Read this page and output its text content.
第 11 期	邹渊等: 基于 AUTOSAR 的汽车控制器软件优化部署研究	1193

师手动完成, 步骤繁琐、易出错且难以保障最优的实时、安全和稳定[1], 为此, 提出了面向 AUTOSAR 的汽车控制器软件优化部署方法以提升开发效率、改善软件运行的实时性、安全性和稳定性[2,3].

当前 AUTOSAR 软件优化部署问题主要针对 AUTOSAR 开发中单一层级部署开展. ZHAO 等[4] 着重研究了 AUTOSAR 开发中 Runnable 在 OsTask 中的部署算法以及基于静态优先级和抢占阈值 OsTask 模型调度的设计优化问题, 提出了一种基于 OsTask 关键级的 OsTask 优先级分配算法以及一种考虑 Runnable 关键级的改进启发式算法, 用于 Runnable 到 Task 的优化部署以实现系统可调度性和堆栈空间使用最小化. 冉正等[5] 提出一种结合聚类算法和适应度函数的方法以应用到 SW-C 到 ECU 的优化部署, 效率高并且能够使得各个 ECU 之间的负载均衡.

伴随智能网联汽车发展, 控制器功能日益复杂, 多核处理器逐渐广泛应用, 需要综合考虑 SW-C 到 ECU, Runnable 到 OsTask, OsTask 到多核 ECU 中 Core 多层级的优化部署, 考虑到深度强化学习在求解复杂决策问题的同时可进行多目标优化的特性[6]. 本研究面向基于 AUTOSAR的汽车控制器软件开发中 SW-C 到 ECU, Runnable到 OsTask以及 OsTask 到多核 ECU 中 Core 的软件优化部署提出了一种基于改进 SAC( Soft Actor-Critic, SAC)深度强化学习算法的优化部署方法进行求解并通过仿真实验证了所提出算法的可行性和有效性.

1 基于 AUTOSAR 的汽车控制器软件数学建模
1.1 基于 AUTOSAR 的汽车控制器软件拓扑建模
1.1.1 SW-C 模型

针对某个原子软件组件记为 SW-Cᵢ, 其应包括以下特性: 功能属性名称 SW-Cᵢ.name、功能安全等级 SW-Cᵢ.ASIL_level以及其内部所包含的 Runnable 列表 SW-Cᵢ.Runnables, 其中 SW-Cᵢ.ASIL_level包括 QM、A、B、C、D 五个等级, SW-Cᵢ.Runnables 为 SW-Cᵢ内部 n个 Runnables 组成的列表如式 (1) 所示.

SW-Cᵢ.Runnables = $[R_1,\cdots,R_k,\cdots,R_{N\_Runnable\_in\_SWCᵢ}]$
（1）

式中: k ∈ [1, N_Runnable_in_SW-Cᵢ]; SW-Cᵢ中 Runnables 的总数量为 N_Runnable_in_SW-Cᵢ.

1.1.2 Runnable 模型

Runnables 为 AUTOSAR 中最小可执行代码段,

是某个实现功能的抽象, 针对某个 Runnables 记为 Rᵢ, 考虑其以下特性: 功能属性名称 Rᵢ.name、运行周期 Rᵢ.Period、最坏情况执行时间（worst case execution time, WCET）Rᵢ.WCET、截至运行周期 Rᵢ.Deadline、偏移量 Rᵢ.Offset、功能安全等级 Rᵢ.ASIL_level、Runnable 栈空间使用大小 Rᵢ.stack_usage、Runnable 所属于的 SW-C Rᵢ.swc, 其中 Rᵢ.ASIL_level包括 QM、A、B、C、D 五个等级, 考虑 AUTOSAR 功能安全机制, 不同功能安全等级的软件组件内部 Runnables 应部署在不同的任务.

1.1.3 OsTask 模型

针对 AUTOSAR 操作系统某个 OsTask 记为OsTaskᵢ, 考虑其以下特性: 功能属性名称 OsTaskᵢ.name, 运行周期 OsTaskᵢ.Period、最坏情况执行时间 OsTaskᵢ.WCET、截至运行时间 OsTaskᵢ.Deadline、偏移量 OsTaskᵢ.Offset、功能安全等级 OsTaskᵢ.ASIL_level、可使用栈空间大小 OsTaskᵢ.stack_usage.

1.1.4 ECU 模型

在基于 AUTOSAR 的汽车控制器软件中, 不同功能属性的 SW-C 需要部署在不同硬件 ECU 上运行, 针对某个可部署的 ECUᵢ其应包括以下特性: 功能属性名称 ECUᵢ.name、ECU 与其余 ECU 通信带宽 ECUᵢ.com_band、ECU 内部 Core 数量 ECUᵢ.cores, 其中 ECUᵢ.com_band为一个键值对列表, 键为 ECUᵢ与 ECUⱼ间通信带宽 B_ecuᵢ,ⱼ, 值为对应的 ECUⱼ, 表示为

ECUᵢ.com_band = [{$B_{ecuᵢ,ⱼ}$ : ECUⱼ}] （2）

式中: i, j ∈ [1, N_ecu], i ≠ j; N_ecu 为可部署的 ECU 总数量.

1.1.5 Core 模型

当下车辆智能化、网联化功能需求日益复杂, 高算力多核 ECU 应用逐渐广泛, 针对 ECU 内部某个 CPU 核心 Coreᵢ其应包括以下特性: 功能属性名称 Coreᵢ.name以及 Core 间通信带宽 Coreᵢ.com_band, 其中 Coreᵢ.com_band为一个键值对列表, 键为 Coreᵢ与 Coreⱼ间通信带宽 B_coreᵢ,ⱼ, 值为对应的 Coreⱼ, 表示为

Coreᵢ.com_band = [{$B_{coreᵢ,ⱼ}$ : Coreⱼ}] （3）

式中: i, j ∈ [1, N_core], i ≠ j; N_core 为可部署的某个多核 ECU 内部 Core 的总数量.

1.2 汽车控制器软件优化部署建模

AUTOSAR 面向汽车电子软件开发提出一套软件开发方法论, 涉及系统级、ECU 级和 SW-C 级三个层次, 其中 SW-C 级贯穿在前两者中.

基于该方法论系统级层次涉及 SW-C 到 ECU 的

****

> What the exercise asks
Every line containing the string "ECUᵢ" must be listed.

> Task result
在基于 AUTOSAR 的汽车控制器软件中, 不同功能属性的 SW-C 需要部署在不同硬件 ECU 上运行, 针对某个可部署的 ECUᵢ其应包括以下特性: 功能属性名称 ECUᵢ.name、ECU 与其余 ECU 通信带宽 ECUᵢ.com_band、ECU 内部 Core 数量 ECUᵢ.cores, 其中 ECUᵢ.com_band为一个键值对列表, 键为 ECUᵢ与 ECUⱼ间通信带宽 B_ecuᵢ,ⱼ, 值为对应的 ECUⱼ, 表示为
ECUᵢ.com_band = [{$B_{ecuᵢ,ⱼ}$ : ECUⱼ}] （2）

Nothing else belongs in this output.